◆ **RAW RECORDS**
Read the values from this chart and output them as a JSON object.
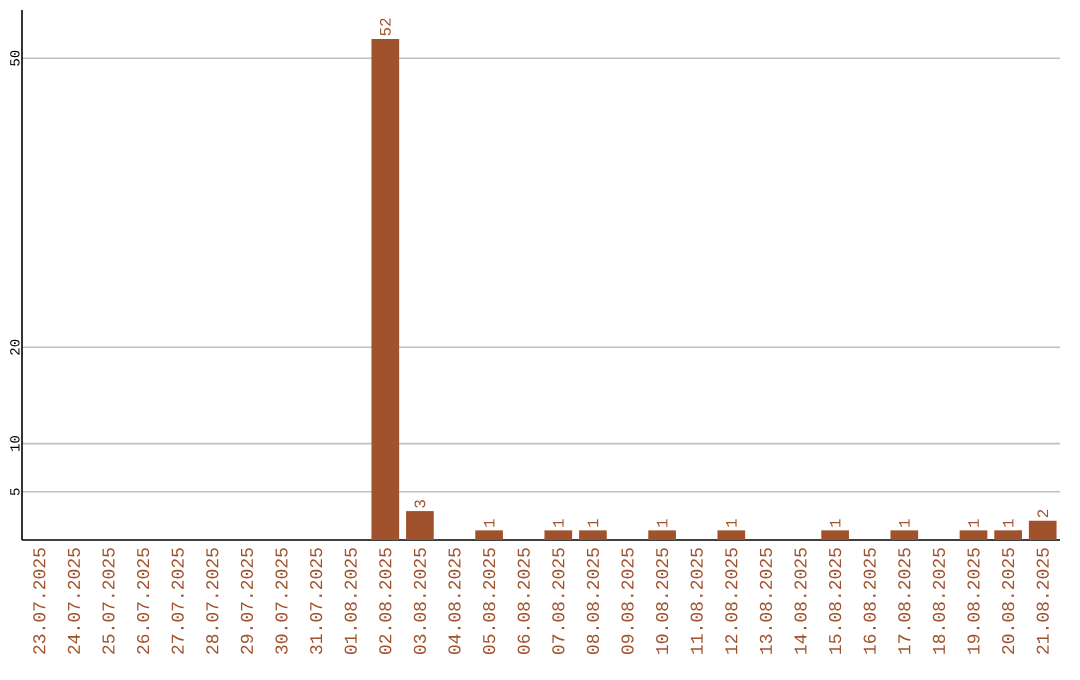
{
  "chart_data": {
    "type": "bar",
    "categories": [
      "23.07.2025",
      "24.07.2025",
      "25.07.2025",
      "26.07.2025",
      "27.07.2025",
      "28.07.2025",
      "29.07.2025",
      "30.07.2025",
      "31.07.2025",
      "01.08.2025",
      "02.08.2025",
      "03.08.2025",
      "04.08.2025",
      "05.08.2025",
      "06.08.2025",
      "07.08.2025",
      "08.08.2025",
      "09.08.2025",
      "10.08.2025",
      "11.08.2025",
      "12.08.2025",
      "13.08.2025",
      "14.08.2025",
      "15.08.2025",
      "16.08.2025",
      "17.08.2025",
      "18.08.2025",
      "19.08.2025",
      "20.08.2025",
      "21.08.2025"
    ],
    "values": [
      0,
      0,
      0,
      0,
      0,
      0,
      0,
      0,
      0,
      0,
      52,
      3,
      0,
      1,
      0,
      1,
      1,
      0,
      1,
      0,
      1,
      0,
      0,
      1,
      0,
      1,
      0,
      1,
      1,
      2
    ],
    "value_labels": [
      null,
      null,
      null,
      null,
      null,
      null,
      null,
      null,
      null,
      null,
      "52",
      "3",
      null,
      "1",
      null,
      "1",
      "1",
      null,
      "1",
      null,
      "1",
      null,
      null,
      "1",
      null,
      "1",
      null,
      "1",
      "1",
      "2"
    ],
    "color": "#a0522d",
    "ylim": [
      0,
      55
    ],
    "yticks": [
      5,
      10,
      20,
      50
    ],
    "grid": "y"
  }
}
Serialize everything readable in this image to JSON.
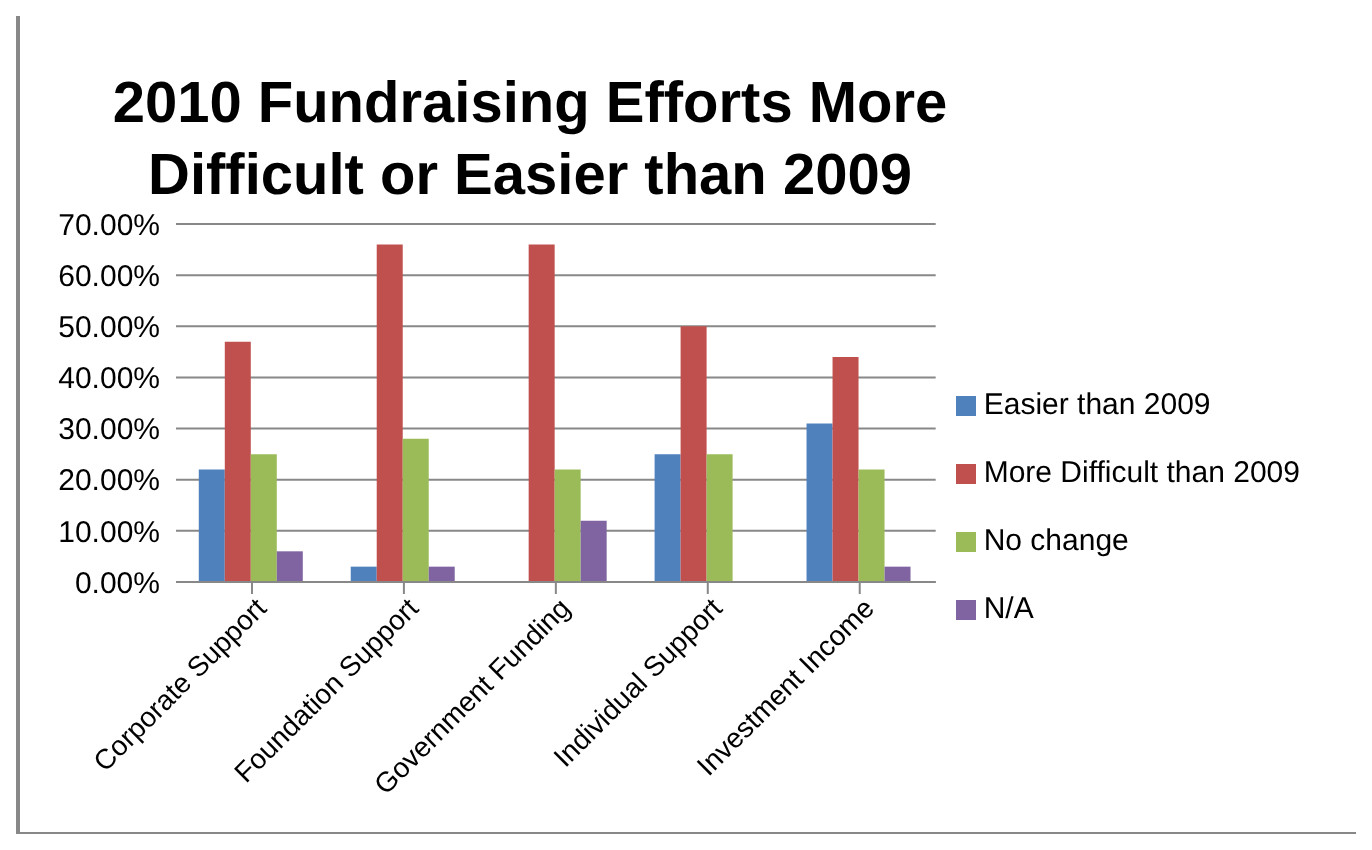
{
  "chart_data": {
    "type": "bar",
    "title": "2010 Fundraising Efforts More Difficult or Easier than 2009",
    "categories": [
      "Corporate Support",
      "Foundation Support",
      "Government Funding",
      "Individual Support",
      "Investment Income"
    ],
    "series": [
      {
        "name": "Easier than 2009",
        "color": "#4f81bd",
        "values": [
          22,
          3,
          0,
          25,
          31
        ]
      },
      {
        "name": "More Difficult than 2009",
        "color": "#c0504d",
        "values": [
          47,
          66,
          66,
          50,
          44
        ]
      },
      {
        "name": "No change",
        "color": "#9bbb59",
        "values": [
          25,
          28,
          22,
          25,
          22
        ]
      },
      {
        "name": "N/A",
        "color": "#8064a2",
        "values": [
          6,
          3,
          12,
          0,
          3
        ]
      }
    ],
    "ylim": [
      0,
      70
    ],
    "yticks": [
      {
        "value": 0,
        "label": "0.00%"
      },
      {
        "value": 10,
        "label": "10.00%"
      },
      {
        "value": 20,
        "label": "20.00%"
      },
      {
        "value": 30,
        "label": "30.00%"
      },
      {
        "value": 40,
        "label": "40.00%"
      },
      {
        "value": 50,
        "label": "50.00%"
      },
      {
        "value": 60,
        "label": "60.00%"
      },
      {
        "value": 70,
        "label": "70.00%"
      }
    ],
    "grid": "y",
    "legend": "right"
  }
}
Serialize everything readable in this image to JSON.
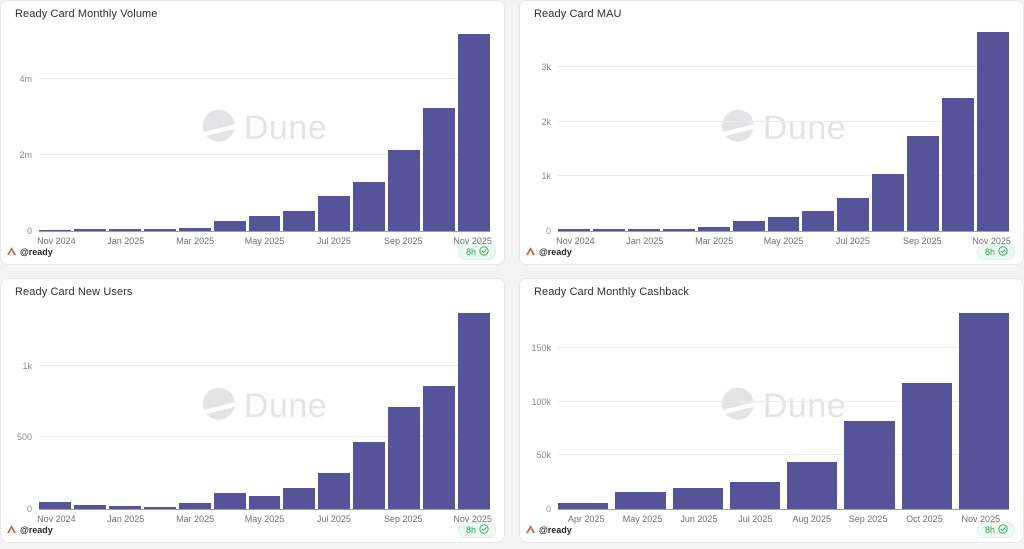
{
  "page": {
    "background": "#f4f4f5",
    "watermark_label": "Dune"
  },
  "colors": {
    "bar": "#56539a",
    "accent_orange": "#db5f45",
    "accent_green": "#2ba55d",
    "watermark_gray": "#e4e4e7"
  },
  "icons": {
    "author": "ready-a-mark",
    "freshness": "check-circle",
    "watermark": "dune-circle-slash"
  },
  "footer": {
    "author": "@ready",
    "updated": "8h"
  },
  "chart_data": [
    {
      "type": "bar",
      "title": "Ready Card Monthly Volume",
      "categories": [
        "Nov 2024",
        "Dec 2024",
        "Jan 2025",
        "Feb 2025",
        "Mar 2025",
        "Apr 2025",
        "May 2025",
        "Jun 2025",
        "Jul 2025",
        "Aug 2025",
        "Sep 2025",
        "Oct 2025",
        "Nov 2025"
      ],
      "values": [
        15000,
        40000,
        40000,
        40000,
        90000,
        260000,
        400000,
        520000,
        910000,
        1300000,
        2130000,
        3250000,
        5180000
      ],
      "ymax": 5400000,
      "ylim": [
        0,
        5400000
      ],
      "y_ticks": [
        {
          "value": 0,
          "label": "0"
        },
        {
          "value": 2000000,
          "label": "2m"
        },
        {
          "value": 4000000,
          "label": "4m"
        }
      ],
      "x_tick_every": 2,
      "xlabel": "",
      "ylabel": "",
      "grid": "horizontal",
      "legend": "none"
    },
    {
      "type": "bar",
      "title": "Ready Card MAU",
      "categories": [
        "Nov 2024",
        "Dec 2024",
        "Jan 2025",
        "Feb 2025",
        "Mar 2025",
        "Apr 2025",
        "May 2025",
        "Jun 2025",
        "Jul 2025",
        "Aug 2025",
        "Sep 2025",
        "Oct 2025",
        "Nov 2025"
      ],
      "values": [
        35,
        45,
        45,
        45,
        80,
        175,
        265,
        375,
        610,
        1050,
        1730,
        2440,
        3640
      ],
      "ymax": 3750,
      "ylim": [
        0,
        3750
      ],
      "y_ticks": [
        {
          "value": 0,
          "label": "0"
        },
        {
          "value": 1000,
          "label": "1k"
        },
        {
          "value": 2000,
          "label": "2k"
        },
        {
          "value": 3000,
          "label": "3k"
        }
      ],
      "x_tick_every": 2,
      "xlabel": "",
      "ylabel": "",
      "grid": "horizontal",
      "legend": "none"
    },
    {
      "type": "bar",
      "title": "Ready Card New Users",
      "categories": [
        "Nov 2024",
        "Dec 2024",
        "Jan 2025",
        "Feb 2025",
        "Mar 2025",
        "Apr 2025",
        "May 2025",
        "Jun 2025",
        "Jul 2025",
        "Aug 2025",
        "Sep 2025",
        "Oct 2025",
        "Nov 2025"
      ],
      "values": [
        50,
        25,
        20,
        15,
        40,
        115,
        90,
        145,
        250,
        470,
        715,
        855,
        1370
      ],
      "ymax": 1430,
      "ylim": [
        0,
        1430
      ],
      "y_ticks": [
        {
          "value": 0,
          "label": "0"
        },
        {
          "value": 500,
          "label": "500"
        },
        {
          "value": 1000,
          "label": "1k"
        }
      ],
      "x_tick_every": 2,
      "xlabel": "",
      "ylabel": "",
      "grid": "horizontal",
      "legend": "none"
    },
    {
      "type": "bar",
      "title": "Ready Card Monthly Cashback",
      "categories": [
        "Apr 2025",
        "May 2025",
        "Jun 2025",
        "Jul 2025",
        "Aug 2025",
        "Sep 2025",
        "Oct 2025",
        "Nov 2025"
      ],
      "values": [
        6000,
        16000,
        20000,
        25000,
        44000,
        82000,
        117000,
        183000
      ],
      "ymax": 191000,
      "ylim": [
        0,
        191000
      ],
      "y_ticks": [
        {
          "value": 0,
          "label": "0"
        },
        {
          "value": 50000,
          "label": "50k"
        },
        {
          "value": 100000,
          "label": "100k"
        },
        {
          "value": 150000,
          "label": "150k"
        }
      ],
      "x_tick_every": 1,
      "xlabel": "",
      "ylabel": "",
      "grid": "horizontal",
      "legend": "none"
    }
  ]
}
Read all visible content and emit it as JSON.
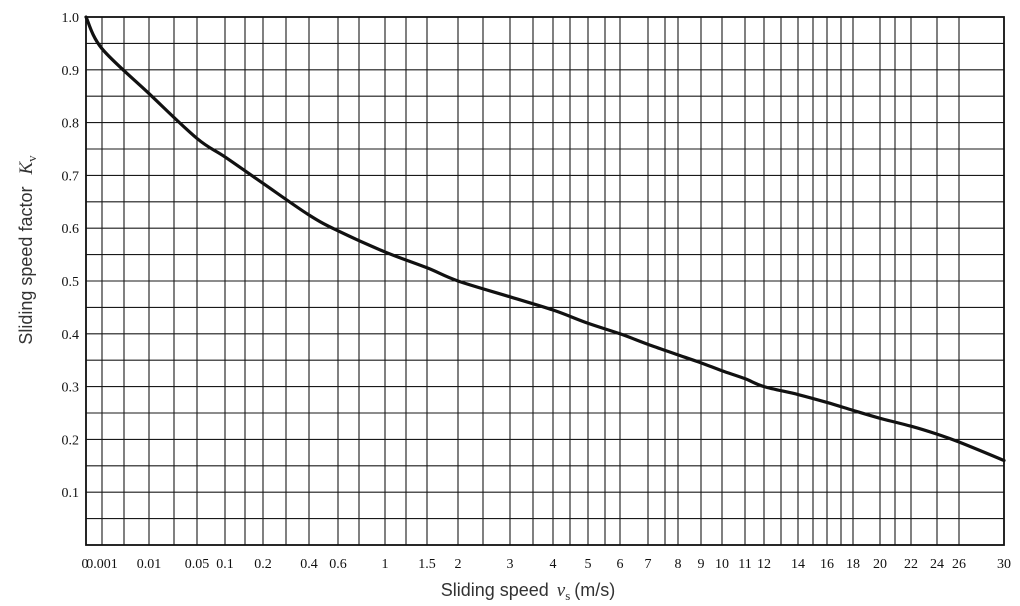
{
  "chart_data": {
    "type": "line",
    "xlabel": {
      "text": "Sliding speed",
      "symbol": "v",
      "subscript": "s",
      "unit": "(m/s)"
    },
    "ylabel": {
      "text": "Sliding speed factor",
      "symbol": "K",
      "subscript": "v"
    },
    "x_ticks": [
      "0",
      "0.001",
      "0.01",
      "0.05",
      "0.1",
      "0.2",
      "0.4",
      "0.6",
      "1",
      "1.5",
      "2",
      "3",
      "4",
      "5",
      "6",
      "7",
      "8",
      "9",
      "10",
      "11",
      "12",
      "14",
      "16",
      "18",
      "20",
      "22",
      "24",
      "26",
      "30"
    ],
    "y_ticks": [
      "0.1",
      "0.2",
      "0.3",
      "0.4",
      "0.5",
      "0.6",
      "0.7",
      "0.8",
      "0.9",
      "1.0"
    ],
    "ylim": [
      0,
      1.0
    ],
    "grid": true,
    "series": [
      {
        "x": [
          "0",
          "0.001",
          "0.01",
          "0.05",
          "0.1",
          "0.2",
          "0.4",
          "0.6",
          "1",
          "1.5",
          "2",
          "3",
          "4",
          "5",
          "6",
          "7",
          "8",
          "9",
          "10",
          "11",
          "12",
          "14",
          "16",
          "18",
          "20",
          "22",
          "24",
          "26",
          "30"
        ],
        "y": [
          1.0,
          0.94,
          0.855,
          0.77,
          0.735,
          0.685,
          0.625,
          0.595,
          0.555,
          0.525,
          0.5,
          0.47,
          0.445,
          0.42,
          0.4,
          0.38,
          0.36,
          0.345,
          0.33,
          0.315,
          0.3,
          0.285,
          0.27,
          0.255,
          0.24,
          0.225,
          0.21,
          0.195,
          0.16
        ]
      }
    ]
  }
}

◆ **PROBLEM REQUIREMENTS**
Copy down every line of the entries containing the word "title".

◆ **THE COMPLETED TASK**
    "title": "2010 Fundraising Efforts More Difficult or Easier than 2009",
      "title": "Ready Card Monthly Volume",
      "title": "Ready Card MAU",
      "title": "Ready Card New Users",
      "title": "Ready Card Monthly Cashback",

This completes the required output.